(Entries shown)

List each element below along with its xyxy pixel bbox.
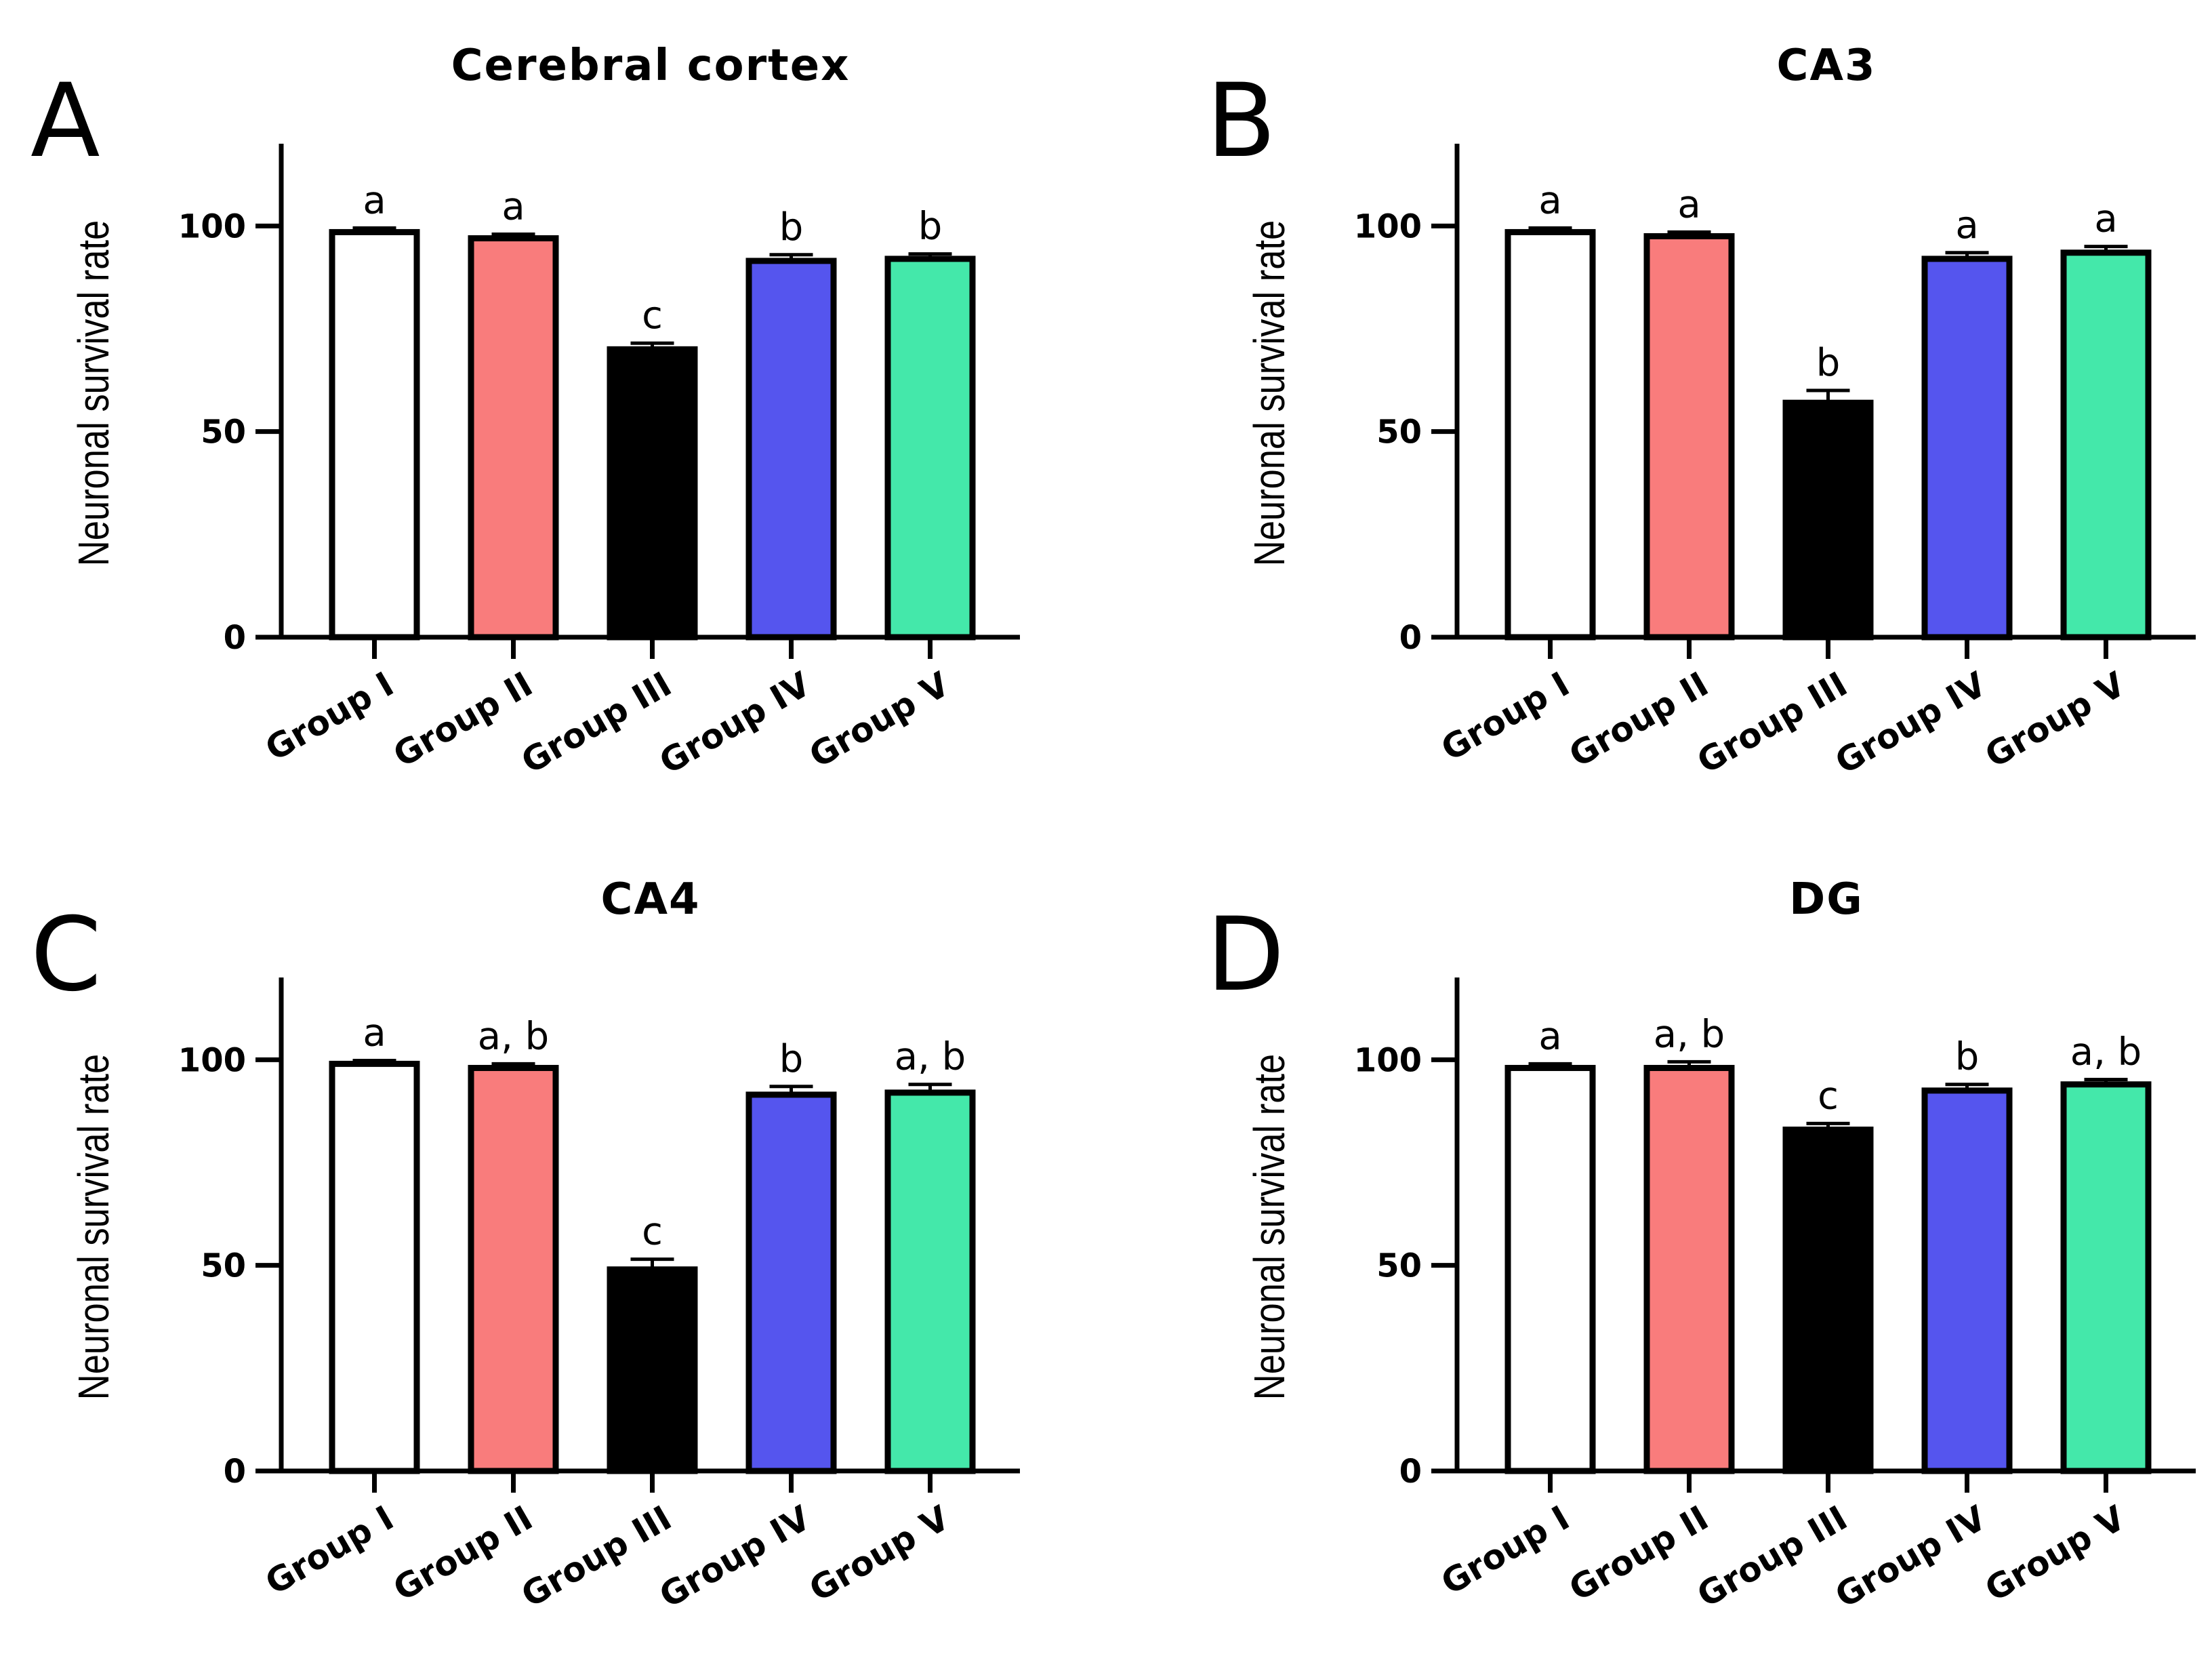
x-tick-label: Group I: [259, 664, 401, 769]
bar: [2060, 249, 2152, 641]
significance-label: c: [642, 1210, 663, 1254]
y-tick-label: 100: [1354, 1041, 1422, 1079]
panel-letter: B: [1206, 62, 1276, 180]
significance-label: a: [501, 184, 525, 228]
significance-label: b: [1816, 341, 1841, 385]
y-tick-label: 50: [1376, 414, 1422, 451]
bar: [468, 235, 559, 641]
panel-letter: C: [30, 896, 102, 1014]
x-tick-label: Group IV: [653, 664, 817, 782]
chart-title: Cerebral cortex: [451, 41, 851, 91]
x-tick-label: Group III: [515, 664, 678, 782]
significance-label: a, b: [478, 1014, 549, 1058]
y-tick-label: 0: [224, 1453, 246, 1491]
significance-label: b: [779, 1037, 804, 1081]
significance-label: c: [1818, 1074, 1839, 1118]
bar: [607, 346, 698, 641]
x-tick-label: Group II: [387, 1498, 539, 1609]
bar: [745, 1091, 837, 1474]
significance-label: a: [1538, 178, 1561, 222]
x-tick-label: Group III: [1691, 1498, 1854, 1615]
y-tick-label: 50: [1376, 1247, 1422, 1285]
chart-title: CA3: [1776, 41, 1876, 91]
x-tick-label: Group V: [802, 1498, 956, 1609]
chart-panel-d: D DG Neuronal survival rate 0 50 100 a Group I a…: [1206, 874, 2196, 1615]
panel-letter: A: [30, 62, 100, 180]
bar: [1782, 1126, 1874, 1474]
chart-title: DG: [1789, 874, 1864, 925]
significance-label: b: [1955, 1035, 1980, 1079]
bar: [329, 228, 420, 641]
bar: [1504, 1064, 1596, 1474]
bar: [468, 1064, 559, 1474]
significance-label: a: [1677, 182, 1700, 226]
significance-label: a: [363, 178, 386, 222]
significance-label: a: [363, 1011, 386, 1055]
significance-label: b: [918, 205, 943, 249]
x-tick-label: Group III: [1691, 664, 1854, 782]
bar: [607, 1266, 698, 1474]
significance-label: b: [779, 205, 804, 249]
y-axis-label: Neuronal survival rate: [1246, 1054, 1294, 1400]
significance-label: a: [1538, 1014, 1561, 1058]
y-tick-label: 100: [178, 207, 246, 245]
significance-label: a, b: [2070, 1030, 2142, 1074]
x-tick-label: Group I: [1435, 1498, 1576, 1602]
y-tick-label: 0: [1399, 619, 1422, 657]
y-tick-label: 100: [178, 1041, 246, 1079]
bar: [1504, 228, 1596, 641]
y-axis-label: Neuronal survival rate: [70, 220, 118, 566]
y-tick-label: 100: [1354, 207, 1422, 245]
y-tick-label: 50: [201, 1247, 246, 1285]
significance-label: a: [2094, 197, 2117, 241]
bar: [1782, 399, 1874, 641]
y-tick-label: 50: [201, 414, 246, 451]
bar: [884, 256, 976, 641]
bar: [1921, 256, 2013, 641]
x-tick-label: Group IV: [1828, 1498, 1992, 1615]
bar: [884, 1089, 976, 1474]
x-tick-label: Group II: [1563, 1498, 1715, 1609]
bar: [1643, 233, 1735, 641]
x-tick-label: Group II: [1563, 664, 1715, 775]
y-axis-label: Neuronal survival rate: [70, 1054, 118, 1400]
y-axis-label: Neuronal survival rate: [1246, 220, 1294, 566]
x-tick-label: Group III: [515, 1498, 678, 1615]
chart-panel-c: C CA4 Neuronal survival rate 0 50 100 a Group I…: [30, 874, 1020, 1615]
significance-label: a, b: [895, 1035, 966, 1079]
x-tick-label: Group V: [802, 664, 956, 775]
bar: [1921, 1087, 2013, 1474]
chart-title: CA4: [600, 874, 700, 925]
x-tick-label: Group V: [1978, 1498, 2131, 1609]
x-tick-label: Group I: [1435, 664, 1576, 769]
x-tick-label: Group V: [1978, 664, 2131, 775]
panel-letter: D: [1206, 896, 1285, 1014]
bar: [1643, 1064, 1735, 1474]
bar: [745, 258, 837, 641]
x-tick-label: Group I: [259, 1498, 401, 1602]
bar: [2060, 1081, 2152, 1474]
x-tick-label: Group IV: [653, 1498, 817, 1615]
y-tick-label: 0: [1399, 1453, 1422, 1491]
bar: [329, 1060, 420, 1474]
significance-label: c: [642, 294, 663, 338]
chart-panel-a: A Cerebral cortex Neuronal survival rate 0 5…: [30, 41, 1020, 782]
significance-label: a: [1955, 203, 1978, 247]
x-tick-label: Group II: [387, 664, 539, 775]
chart-panel-b: B CA3 Neuronal survival rate 0 50 100 a Group I…: [1206, 41, 2196, 782]
significance-label: a, b: [1654, 1012, 1725, 1056]
x-tick-label: Group IV: [1828, 664, 1992, 782]
y-tick-label: 0: [224, 619, 246, 657]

(Do this)
Reproduce every row above word for word, leaving out the picture.

(Response)
List each element below along with its xyxy pixel bbox.
x-tick-label: Group I: [259, 664, 401, 769]
bar: [2060, 249, 2152, 641]
significance-label: c: [642, 1210, 663, 1254]
y-tick-label: 100: [1354, 1041, 1422, 1079]
panel-letter: B: [1206, 62, 1276, 180]
significance-label: a: [501, 184, 525, 228]
significance-label: b: [1816, 341, 1841, 385]
y-tick-label: 50: [1376, 414, 1422, 451]
bar: [468, 235, 559, 641]
panel-letter: C: [30, 896, 102, 1014]
x-tick-label: Group IV: [653, 664, 817, 782]
chart-title: Cerebral cortex: [451, 41, 851, 91]
x-tick-label: Group III: [515, 664, 678, 782]
significance-label: a, b: [478, 1014, 549, 1058]
y-tick-label: 0: [224, 1453, 246, 1491]
significance-label: b: [779, 1037, 804, 1081]
significance-label: c: [1818, 1074, 1839, 1118]
bar: [607, 346, 698, 641]
x-tick-label: Group II: [387, 1498, 539, 1609]
bar: [745, 1091, 837, 1474]
significance-label: a: [1538, 178, 1561, 222]
x-tick-label: Group III: [1691, 1498, 1854, 1615]
y-tick-label: 50: [1376, 1247, 1422, 1285]
chart-title: CA3: [1776, 41, 1876, 91]
x-tick-label: Group V: [802, 1498, 956, 1609]
chart-panel-d: D DG Neuronal survival rate 0 50 100 a Group I a…: [1206, 874, 2196, 1615]
panel-letter: A: [30, 62, 100, 180]
bar: [1782, 1126, 1874, 1474]
chart-title: DG: [1789, 874, 1864, 925]
significance-label: b: [1955, 1035, 1980, 1079]
bar: [329, 228, 420, 641]
bar: [1504, 1064, 1596, 1474]
bar: [468, 1064, 559, 1474]
significance-label: a: [1677, 182, 1700, 226]
significance-label: a: [363, 178, 386, 222]
significance-label: a: [363, 1011, 386, 1055]
significance-label: b: [918, 205, 943, 249]
x-tick-label: Group III: [1691, 664, 1854, 782]
bar: [607, 1266, 698, 1474]
significance-label: b: [779, 205, 804, 249]
y-axis-label: Neuronal survival rate: [1246, 1054, 1294, 1400]
significance-label: a: [1538, 1014, 1561, 1058]
y-tick-label: 100: [178, 207, 246, 245]
significance-label: a, b: [2070, 1030, 2142, 1074]
x-tick-label: Group I: [1435, 1498, 1576, 1602]
y-tick-label: 0: [1399, 619, 1422, 657]
y-tick-label: 100: [178, 1041, 246, 1079]
bar: [1504, 228, 1596, 641]
y-axis-label: Neuronal survival rate: [70, 220, 118, 566]
y-tick-label: 100: [1354, 207, 1422, 245]
y-tick-label: 50: [201, 1247, 246, 1285]
significance-label: a: [2094, 197, 2117, 241]
bar: [1782, 399, 1874, 641]
y-tick-label: 50: [201, 414, 246, 451]
bar: [884, 256, 976, 641]
bar: [1921, 256, 2013, 641]
x-tick-label: Group IV: [1828, 1498, 1992, 1615]
bar: [884, 1089, 976, 1474]
x-tick-label: Group II: [1563, 1498, 1715, 1609]
bar: [1643, 233, 1735, 641]
x-tick-label: Group II: [1563, 664, 1715, 775]
y-axis-label: Neuronal survival rate: [70, 1054, 118, 1400]
y-axis-label: Neuronal survival rate: [1246, 220, 1294, 566]
x-tick-label: Group III: [515, 1498, 678, 1615]
chart-panel-c: C CA4 Neuronal survival rate 0 50 100 a Group I…: [30, 874, 1020, 1615]
significance-label: a, b: [895, 1035, 966, 1079]
x-tick-label: Group V: [802, 664, 956, 775]
bar: [1921, 1087, 2013, 1474]
chart-title: CA4: [600, 874, 700, 925]
x-tick-label: Group V: [1978, 1498, 2131, 1609]
x-tick-label: Group I: [1435, 664, 1576, 769]
x-tick-label: Group V: [1978, 664, 2131, 775]
panel-letter: D: [1206, 896, 1285, 1014]
bar: [1643, 1064, 1735, 1474]
bar: [745, 258, 837, 641]
x-tick-label: Group I: [259, 1498, 401, 1602]
bar: [2060, 1081, 2152, 1474]
x-tick-label: Group IV: [653, 1498, 817, 1615]
y-tick-label: 0: [1399, 1453, 1422, 1491]
bar: [329, 1060, 420, 1474]
significance-label: c: [642, 294, 663, 338]
chart-panel-a: A Cerebral cortex Neuronal survival rate 0 5…: [30, 41, 1020, 782]
significance-label: a: [1955, 203, 1978, 247]
x-tick-label: Group II: [387, 664, 539, 775]
chart-panel-b: B CA3 Neuronal survival rate 0 50 100 a Group I…: [1206, 41, 2196, 782]
significance-label: a, b: [1654, 1012, 1725, 1056]
x-tick-label: Group IV: [1828, 664, 1992, 782]
y-tick-label: 0: [224, 619, 246, 657]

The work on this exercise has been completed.